▶ [DIRECTIVE] Find the lines of data that contain the string "mais", then list them.

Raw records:

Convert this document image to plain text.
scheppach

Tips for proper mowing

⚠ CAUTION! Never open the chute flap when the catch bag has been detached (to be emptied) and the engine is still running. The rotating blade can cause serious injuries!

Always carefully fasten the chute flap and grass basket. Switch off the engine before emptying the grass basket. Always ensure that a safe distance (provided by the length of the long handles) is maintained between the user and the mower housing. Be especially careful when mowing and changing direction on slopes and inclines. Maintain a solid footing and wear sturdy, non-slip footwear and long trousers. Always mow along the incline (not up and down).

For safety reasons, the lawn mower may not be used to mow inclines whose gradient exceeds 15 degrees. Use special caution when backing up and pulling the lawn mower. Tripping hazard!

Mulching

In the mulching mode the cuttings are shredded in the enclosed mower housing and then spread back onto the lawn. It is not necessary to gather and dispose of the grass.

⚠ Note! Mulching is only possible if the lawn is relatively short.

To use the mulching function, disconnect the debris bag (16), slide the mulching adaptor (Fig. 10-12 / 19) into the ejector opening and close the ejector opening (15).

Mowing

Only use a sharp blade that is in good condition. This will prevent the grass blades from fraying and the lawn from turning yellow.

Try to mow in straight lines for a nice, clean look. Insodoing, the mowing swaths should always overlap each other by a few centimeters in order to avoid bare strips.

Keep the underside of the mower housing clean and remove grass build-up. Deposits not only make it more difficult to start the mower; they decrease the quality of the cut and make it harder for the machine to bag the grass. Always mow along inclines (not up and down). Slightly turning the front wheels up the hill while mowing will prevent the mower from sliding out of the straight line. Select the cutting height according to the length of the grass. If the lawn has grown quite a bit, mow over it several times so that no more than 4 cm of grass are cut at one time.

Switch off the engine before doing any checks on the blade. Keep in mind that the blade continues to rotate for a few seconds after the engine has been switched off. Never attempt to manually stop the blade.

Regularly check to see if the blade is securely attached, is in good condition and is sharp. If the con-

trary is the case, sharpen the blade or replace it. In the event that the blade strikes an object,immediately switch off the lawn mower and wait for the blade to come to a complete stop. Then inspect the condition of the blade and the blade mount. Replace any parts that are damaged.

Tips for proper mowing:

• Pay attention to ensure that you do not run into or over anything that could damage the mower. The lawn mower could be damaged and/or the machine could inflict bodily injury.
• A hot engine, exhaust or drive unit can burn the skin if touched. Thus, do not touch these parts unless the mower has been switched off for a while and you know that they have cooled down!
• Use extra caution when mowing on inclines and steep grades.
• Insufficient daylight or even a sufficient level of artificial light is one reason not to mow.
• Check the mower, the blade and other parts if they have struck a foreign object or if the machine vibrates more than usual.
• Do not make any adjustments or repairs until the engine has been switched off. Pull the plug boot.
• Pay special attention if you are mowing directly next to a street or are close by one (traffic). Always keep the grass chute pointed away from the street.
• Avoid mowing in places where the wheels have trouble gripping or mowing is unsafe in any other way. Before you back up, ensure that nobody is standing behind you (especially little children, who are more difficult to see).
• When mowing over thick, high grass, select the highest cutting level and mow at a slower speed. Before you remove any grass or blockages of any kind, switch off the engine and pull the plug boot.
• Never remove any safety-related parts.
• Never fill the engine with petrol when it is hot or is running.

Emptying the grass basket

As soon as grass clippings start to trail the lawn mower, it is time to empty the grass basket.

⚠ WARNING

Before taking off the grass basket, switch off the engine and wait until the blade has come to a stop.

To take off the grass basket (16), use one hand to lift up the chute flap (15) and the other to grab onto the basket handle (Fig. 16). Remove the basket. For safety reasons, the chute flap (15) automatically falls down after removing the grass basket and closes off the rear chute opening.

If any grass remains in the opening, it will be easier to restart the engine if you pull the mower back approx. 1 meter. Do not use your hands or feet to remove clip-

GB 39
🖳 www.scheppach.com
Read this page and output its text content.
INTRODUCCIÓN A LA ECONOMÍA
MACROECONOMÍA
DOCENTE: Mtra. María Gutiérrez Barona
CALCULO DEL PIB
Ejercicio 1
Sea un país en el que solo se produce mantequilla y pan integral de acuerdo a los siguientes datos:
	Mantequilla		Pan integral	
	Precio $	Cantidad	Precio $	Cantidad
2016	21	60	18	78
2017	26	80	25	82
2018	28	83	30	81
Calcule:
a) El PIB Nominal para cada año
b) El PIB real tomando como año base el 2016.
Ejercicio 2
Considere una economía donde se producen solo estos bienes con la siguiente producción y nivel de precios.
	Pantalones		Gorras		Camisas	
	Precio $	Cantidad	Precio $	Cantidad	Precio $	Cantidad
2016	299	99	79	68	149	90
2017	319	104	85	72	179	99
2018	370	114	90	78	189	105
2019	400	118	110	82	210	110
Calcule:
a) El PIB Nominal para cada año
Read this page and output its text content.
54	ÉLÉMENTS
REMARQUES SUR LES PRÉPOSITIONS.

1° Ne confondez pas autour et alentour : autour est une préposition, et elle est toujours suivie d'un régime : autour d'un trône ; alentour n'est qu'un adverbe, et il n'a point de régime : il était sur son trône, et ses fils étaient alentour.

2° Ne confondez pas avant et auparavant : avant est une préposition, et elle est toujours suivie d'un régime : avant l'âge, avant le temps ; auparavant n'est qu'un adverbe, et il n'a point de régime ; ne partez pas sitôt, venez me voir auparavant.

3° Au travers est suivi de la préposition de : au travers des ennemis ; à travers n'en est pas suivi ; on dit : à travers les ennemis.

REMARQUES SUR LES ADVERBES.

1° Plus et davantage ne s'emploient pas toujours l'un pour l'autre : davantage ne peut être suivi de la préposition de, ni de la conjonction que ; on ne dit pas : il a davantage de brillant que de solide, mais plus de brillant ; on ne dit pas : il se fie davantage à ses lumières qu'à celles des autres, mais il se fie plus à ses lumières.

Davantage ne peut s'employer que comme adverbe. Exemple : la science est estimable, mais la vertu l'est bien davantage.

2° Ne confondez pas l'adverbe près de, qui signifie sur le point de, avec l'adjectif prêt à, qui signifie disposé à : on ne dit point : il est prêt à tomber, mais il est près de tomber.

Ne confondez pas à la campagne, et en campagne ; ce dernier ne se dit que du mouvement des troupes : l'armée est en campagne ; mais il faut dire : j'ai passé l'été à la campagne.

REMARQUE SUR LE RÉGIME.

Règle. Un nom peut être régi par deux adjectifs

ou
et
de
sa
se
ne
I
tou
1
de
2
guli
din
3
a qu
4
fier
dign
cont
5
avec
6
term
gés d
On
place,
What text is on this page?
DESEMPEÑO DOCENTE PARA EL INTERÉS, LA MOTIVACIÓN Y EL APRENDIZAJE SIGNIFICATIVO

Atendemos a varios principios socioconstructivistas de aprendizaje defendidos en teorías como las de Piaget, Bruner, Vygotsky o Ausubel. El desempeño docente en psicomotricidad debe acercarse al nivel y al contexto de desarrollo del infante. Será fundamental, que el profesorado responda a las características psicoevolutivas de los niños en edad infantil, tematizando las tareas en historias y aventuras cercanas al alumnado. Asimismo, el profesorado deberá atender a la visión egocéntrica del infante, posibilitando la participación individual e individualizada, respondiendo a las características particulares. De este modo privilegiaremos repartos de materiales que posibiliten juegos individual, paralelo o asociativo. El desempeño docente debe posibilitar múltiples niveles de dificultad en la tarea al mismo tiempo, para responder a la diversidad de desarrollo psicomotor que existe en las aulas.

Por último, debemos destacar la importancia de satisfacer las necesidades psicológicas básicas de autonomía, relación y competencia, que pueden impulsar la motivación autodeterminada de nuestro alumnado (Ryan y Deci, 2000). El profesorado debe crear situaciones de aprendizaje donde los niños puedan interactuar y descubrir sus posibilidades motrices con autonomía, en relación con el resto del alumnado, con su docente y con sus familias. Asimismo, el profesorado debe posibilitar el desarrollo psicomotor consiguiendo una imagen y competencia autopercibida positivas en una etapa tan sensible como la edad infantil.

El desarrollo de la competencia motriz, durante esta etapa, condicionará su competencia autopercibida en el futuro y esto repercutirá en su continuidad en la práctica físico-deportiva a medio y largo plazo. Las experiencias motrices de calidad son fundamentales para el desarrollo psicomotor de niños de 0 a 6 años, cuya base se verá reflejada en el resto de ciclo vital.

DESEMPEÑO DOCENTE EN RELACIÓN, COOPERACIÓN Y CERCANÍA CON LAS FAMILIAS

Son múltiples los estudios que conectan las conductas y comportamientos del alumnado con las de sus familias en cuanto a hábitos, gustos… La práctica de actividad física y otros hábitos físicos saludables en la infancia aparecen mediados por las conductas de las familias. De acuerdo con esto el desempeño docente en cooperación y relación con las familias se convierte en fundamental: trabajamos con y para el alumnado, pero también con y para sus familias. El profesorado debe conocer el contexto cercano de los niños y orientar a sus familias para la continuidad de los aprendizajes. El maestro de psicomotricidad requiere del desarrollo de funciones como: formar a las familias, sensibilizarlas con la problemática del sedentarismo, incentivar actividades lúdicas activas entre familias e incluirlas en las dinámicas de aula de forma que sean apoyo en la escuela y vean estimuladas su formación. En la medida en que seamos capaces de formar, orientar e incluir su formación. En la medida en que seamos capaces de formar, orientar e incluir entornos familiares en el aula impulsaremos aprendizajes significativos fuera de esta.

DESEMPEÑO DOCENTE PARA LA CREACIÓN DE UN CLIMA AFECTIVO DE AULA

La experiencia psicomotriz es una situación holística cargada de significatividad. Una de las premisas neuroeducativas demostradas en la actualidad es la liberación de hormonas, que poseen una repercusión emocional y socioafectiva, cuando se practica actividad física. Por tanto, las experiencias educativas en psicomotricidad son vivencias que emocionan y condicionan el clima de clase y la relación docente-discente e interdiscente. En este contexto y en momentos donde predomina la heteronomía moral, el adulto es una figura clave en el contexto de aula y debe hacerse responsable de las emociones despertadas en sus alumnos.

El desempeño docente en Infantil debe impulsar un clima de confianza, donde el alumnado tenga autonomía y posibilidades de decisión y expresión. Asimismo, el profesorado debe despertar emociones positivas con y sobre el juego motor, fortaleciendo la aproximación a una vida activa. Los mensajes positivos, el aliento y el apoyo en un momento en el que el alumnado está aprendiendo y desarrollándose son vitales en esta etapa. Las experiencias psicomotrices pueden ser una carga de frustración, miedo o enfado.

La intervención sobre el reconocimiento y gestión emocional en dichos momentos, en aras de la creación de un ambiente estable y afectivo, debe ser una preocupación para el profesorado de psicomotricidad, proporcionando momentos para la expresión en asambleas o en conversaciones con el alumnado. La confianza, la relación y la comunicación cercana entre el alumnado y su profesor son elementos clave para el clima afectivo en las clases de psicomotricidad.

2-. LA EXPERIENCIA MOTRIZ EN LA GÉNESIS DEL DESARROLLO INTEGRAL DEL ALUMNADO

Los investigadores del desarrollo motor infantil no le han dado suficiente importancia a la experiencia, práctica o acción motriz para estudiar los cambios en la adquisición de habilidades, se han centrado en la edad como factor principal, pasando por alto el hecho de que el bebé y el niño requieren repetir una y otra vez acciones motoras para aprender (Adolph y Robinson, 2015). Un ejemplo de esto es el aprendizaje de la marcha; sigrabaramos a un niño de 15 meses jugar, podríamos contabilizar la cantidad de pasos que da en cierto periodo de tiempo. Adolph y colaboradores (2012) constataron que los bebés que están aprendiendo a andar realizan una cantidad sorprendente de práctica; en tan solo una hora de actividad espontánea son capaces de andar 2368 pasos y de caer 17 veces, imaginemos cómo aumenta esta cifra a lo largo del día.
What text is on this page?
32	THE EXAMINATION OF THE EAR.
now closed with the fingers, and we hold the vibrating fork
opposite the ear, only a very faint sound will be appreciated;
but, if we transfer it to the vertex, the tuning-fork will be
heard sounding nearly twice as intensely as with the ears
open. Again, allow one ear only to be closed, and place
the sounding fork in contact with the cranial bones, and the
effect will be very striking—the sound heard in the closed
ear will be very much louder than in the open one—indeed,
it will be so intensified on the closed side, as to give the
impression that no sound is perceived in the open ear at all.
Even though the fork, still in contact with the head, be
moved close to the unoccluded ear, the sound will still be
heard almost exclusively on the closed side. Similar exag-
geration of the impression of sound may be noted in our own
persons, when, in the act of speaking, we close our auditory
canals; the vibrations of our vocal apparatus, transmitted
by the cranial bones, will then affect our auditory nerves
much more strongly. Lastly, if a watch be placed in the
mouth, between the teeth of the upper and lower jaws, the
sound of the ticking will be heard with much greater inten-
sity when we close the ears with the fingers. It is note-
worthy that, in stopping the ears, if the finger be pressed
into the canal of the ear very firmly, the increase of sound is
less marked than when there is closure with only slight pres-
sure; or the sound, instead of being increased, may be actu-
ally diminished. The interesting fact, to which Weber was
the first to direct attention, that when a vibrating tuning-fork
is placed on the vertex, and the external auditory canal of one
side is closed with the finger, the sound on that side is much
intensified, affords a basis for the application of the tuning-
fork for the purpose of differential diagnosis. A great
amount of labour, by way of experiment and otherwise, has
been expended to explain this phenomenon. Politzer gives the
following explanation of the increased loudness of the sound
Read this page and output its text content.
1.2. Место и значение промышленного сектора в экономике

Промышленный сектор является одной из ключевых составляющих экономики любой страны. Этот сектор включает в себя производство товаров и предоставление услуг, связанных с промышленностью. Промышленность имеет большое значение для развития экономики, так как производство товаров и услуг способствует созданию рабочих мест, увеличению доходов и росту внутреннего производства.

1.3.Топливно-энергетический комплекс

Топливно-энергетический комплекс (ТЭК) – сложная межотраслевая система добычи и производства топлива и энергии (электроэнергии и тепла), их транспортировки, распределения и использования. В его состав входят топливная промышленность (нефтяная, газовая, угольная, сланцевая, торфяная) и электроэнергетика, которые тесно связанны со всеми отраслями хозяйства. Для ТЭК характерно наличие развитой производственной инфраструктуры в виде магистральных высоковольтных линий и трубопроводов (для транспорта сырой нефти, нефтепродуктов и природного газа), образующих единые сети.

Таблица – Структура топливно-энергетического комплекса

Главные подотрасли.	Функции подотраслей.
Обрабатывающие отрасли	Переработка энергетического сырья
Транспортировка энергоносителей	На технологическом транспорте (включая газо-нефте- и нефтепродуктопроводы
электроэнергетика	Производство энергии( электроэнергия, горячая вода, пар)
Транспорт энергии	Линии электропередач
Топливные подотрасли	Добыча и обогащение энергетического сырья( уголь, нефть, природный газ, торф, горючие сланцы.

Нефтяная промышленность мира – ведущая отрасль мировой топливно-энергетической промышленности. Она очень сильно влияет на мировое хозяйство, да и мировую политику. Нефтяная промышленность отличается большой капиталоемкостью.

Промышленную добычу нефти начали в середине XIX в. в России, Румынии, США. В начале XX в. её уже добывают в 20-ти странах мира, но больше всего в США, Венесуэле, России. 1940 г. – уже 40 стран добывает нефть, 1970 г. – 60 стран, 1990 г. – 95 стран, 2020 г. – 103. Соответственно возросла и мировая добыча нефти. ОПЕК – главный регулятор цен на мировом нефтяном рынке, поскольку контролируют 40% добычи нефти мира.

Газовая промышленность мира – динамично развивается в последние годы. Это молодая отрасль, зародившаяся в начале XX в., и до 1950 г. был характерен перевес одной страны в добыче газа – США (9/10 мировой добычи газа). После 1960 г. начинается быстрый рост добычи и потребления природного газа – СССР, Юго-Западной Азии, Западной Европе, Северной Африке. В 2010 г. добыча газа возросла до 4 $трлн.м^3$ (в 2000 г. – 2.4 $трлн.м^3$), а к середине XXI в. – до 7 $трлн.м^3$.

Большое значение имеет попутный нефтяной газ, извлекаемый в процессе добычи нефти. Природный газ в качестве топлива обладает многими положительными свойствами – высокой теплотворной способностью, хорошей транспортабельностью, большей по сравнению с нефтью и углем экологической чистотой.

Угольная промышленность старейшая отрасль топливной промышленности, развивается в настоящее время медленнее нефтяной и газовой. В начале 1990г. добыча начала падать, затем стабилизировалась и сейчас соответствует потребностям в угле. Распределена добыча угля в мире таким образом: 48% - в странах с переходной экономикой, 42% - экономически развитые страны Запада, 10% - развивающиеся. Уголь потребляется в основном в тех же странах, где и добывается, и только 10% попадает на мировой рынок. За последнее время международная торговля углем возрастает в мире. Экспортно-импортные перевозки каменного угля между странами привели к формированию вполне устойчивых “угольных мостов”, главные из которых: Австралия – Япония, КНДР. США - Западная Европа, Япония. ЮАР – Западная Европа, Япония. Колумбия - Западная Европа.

▶ [EXERCISE OUTPUT]
1° Plus et davantage ne s'emploient pas toujours l'un pour l'autre : davantage ne peut être suivi de la préposition de, ni de la conjonction que ; on ne dit pas : il a davantage de brillant que de solide, mais plus de brillant ; on ne dit pas : il se fie davantage à ses lumières qu'à celles des autres, mais il se fie plus à ses lumières.
Davantage ne peut s'employer que comme adverbe. Exemple : la science est estimable, mais la vertu l'est bien davantage.
2° Ne confondez pas l'adverbe près de, qui signifie sur le point de, avec l'adjectif prêt à, qui signifie disposé à : on ne dit point : il est prêt à tomber, mais il est près de tomber.
Ne confondez pas à la campagne, et en campagne ; ce dernier ne se dit que du mouvement des troupes : l'armée est en campagne ; mais il faut dire : j'ai passé l'été à la campagne.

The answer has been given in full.